— Information supplied —

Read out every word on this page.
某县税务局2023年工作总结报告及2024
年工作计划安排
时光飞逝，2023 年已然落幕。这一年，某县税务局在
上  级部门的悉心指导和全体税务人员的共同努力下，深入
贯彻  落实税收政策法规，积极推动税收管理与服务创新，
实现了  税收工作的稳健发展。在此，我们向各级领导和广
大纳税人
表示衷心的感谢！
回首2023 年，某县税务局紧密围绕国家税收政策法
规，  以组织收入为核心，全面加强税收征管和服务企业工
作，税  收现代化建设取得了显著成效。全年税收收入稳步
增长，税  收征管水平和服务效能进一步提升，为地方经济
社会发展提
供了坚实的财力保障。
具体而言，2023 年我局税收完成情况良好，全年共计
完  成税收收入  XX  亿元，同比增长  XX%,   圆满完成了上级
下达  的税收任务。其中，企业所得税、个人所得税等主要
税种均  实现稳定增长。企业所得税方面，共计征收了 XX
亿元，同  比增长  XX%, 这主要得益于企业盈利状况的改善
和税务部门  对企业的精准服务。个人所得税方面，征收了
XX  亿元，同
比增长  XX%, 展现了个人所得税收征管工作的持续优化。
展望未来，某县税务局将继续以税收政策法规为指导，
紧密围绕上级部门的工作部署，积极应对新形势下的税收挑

— Problem statement —
Please set down the whole listing above without altering a single line.

— Written response —
Read out every word on this page.
某县税务局2023年工作总结报告及2024
年工作计划安排
时光飞逝，2023 年已然落幕。这一年，某县税务局在
上  级部门的悉心指导和全体税务人员的共同努力下，深入
贯彻  落实税收政策法规，积极推动税收管理与服务创新，
实现了  税收工作的稳健发展。在此，我们向各级领导和广
大纳税人
表示衷心的感谢！
回首2023 年，某县税务局紧密围绕国家税收政策法
规，  以组织收入为核心，全面加强税收征管和服务企业工
作，税  收现代化建设取得了显著成效。全年税收收入稳步
增长，税  收征管水平和服务效能进一步提升，为地方经济
社会发展提
供了坚实的财力保障。
具体而言，2023 年我局税收完成情况良好，全年共计
完  成税收收入  XX  亿元，同比增长  XX%,   圆满完成了上级
下达  的税收任务。其中，企业所得税、个人所得税等主要
税种均  实现稳定增长。企业所得税方面，共计征收了 XX
亿元，同  比增长  XX%, 这主要得益于企业盈利状况的改善
和税务部门  对企业的精准服务。个人所得税方面，征收了
XX  亿元，同
比增长  XX%, 展现了个人所得税收征管工作的持续优化。
展望未来，某县税务局将继续以税收政策法规为指导，
紧密围绕上级部门的工作部署，积极应对新形势下的税收挑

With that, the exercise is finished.